Dataset entries
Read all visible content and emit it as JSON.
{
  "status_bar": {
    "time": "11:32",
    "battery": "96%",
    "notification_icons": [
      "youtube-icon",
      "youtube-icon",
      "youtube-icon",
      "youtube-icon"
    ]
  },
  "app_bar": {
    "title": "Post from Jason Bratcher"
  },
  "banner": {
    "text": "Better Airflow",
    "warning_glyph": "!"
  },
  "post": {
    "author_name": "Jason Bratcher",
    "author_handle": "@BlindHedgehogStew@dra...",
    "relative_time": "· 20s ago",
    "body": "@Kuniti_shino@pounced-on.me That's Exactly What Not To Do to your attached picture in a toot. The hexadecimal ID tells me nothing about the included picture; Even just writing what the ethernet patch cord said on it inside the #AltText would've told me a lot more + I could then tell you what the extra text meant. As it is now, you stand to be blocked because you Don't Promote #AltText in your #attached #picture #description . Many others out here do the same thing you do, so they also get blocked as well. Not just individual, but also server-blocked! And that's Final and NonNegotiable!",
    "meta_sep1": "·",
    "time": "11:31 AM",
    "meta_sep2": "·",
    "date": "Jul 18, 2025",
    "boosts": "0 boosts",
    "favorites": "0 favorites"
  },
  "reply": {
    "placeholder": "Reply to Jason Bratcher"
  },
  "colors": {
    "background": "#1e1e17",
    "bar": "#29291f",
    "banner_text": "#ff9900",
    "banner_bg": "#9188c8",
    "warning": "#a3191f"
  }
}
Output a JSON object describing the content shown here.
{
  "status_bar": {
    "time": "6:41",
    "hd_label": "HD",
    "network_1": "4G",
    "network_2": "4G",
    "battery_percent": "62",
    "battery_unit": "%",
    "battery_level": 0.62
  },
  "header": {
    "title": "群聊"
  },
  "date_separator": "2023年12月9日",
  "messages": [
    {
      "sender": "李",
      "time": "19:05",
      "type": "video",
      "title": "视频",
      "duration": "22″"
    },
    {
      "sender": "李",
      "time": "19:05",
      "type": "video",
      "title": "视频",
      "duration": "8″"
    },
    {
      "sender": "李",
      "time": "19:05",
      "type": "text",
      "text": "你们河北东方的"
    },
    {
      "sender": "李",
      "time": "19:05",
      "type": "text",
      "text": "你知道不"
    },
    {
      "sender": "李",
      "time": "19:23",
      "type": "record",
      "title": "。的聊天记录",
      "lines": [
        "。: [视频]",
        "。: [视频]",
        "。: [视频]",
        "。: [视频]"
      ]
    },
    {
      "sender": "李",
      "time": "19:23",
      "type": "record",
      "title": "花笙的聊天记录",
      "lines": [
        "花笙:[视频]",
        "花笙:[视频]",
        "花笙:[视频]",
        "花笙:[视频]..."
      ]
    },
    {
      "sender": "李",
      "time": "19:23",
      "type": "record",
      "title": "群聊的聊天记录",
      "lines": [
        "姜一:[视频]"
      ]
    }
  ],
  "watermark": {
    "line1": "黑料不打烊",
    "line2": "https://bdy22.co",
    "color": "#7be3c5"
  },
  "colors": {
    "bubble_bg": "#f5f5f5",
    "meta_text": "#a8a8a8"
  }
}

* **Exercise instructions**
Using the data above, print every record exactly as shown.

* **Exercise result**
Read all visible content and emit it as JSON.
{
  "status_bar": {
    "time": "11:32",
    "battery": "96%",
    "notification_icons": [
      "youtube-icon",
      "youtube-icon",
      "youtube-icon",
      "youtube-icon"
    ]
  },
  "app_bar": {
    "title": "Post from Jason Bratcher"
  },
  "banner": {
    "text": "Better Airflow",
    "warning_glyph": "!"
  },
  "post": {
    "author_name": "Jason Bratcher",
    "author_handle": "@BlindHedgehogStew@dra...",
    "relative_time": "· 20s ago",
    "body": "@Kuniti_shino@pounced-on.me That's Exactly What Not To Do to your attached picture in a toot. The hexadecimal ID tells me nothing about the included picture; Even just writing what the ethernet patch cord said on it inside the #AltText would've told me a lot more + I could then tell you what the extra text meant. As it is now, you stand to be blocked because you Don't Promote #AltText in your #attached #picture #description . Many others out here do the same thing you do, so they also get blocked as well. Not just individual, but also server-blocked! And that's Final and NonNegotiable!",
    "meta_sep1": "·",
    "time": "11:31 AM",
    "meta_sep2": "·",
    "date": "Jul 18, 2025",
    "boosts": "0 boosts",
    "favorites": "0 favorites"
  },
  "reply": {
    "placeholder": "Reply to Jason Bratcher"
  },
  "colors": {
    "background": "#1e1e17",
    "bar": "#29291f",
    "banner_text": "#ff9900",
    "banner_bg": "#9188c8",
    "warning": "#a3191f"
  }
}
Output a JSON object describing the content shown here.
{
  "status_bar": {
    "time": "6:41",
    "hd_label": "HD",
    "network_1": "4G",
    "network_2": "4G",
    "battery_percent": "62",
    "battery_unit": "%",
    "battery_level": 0.62
  },
  "header": {
    "title": "群聊"
  },
  "date_separator": "2023年12月9日",
  "messages": [
    {
      "sender": "李",
      "time": "19:05",
      "type": "video",
      "title": "视频",
      "duration": "22″"
    },
    {
      "sender": "李",
      "time": "19:05",
      "type": "video",
      "title": "视频",
      "duration": "8″"
    },
    {
      "sender": "李",
      "time": "19:05",
      "type": "text",
      "text": "你们河北东方的"
    },
    {
      "sender": "李",
      "time": "19:05",
      "type": "text",
      "text": "你知道不"
    },
    {
      "sender": "李",
      "time": "19:23",
      "type": "record",
      "title": "。的聊天记录",
      "lines": [
        "。: [视频]",
        "。: [视频]",
        "。: [视频]",
        "。: [视频]"
      ]
    },
    {
      "sender": "李",
      "time": "19:23",
      "type": "record",
      "title": "花笙的聊天记录",
      "lines": [
        "花笙:[视频]",
        "花笙:[视频]",
        "花笙:[视频]",
        "花笙:[视频]..."
      ]
    },
    {
      "sender": "李",
      "time": "19:23",
      "type": "record",
      "title": "群聊的聊天记录",
      "lines": [
        "姜一:[视频]"
      ]
    }
  ],
  "watermark": {
    "line1": "黑料不打烊",
    "line2": "https://bdy22.co",
    "color": "#7be3c5"
  },
  "colors": {
    "bubble_bg": "#f5f5f5",
    "meta_text": "#a8a8a8"
  }
}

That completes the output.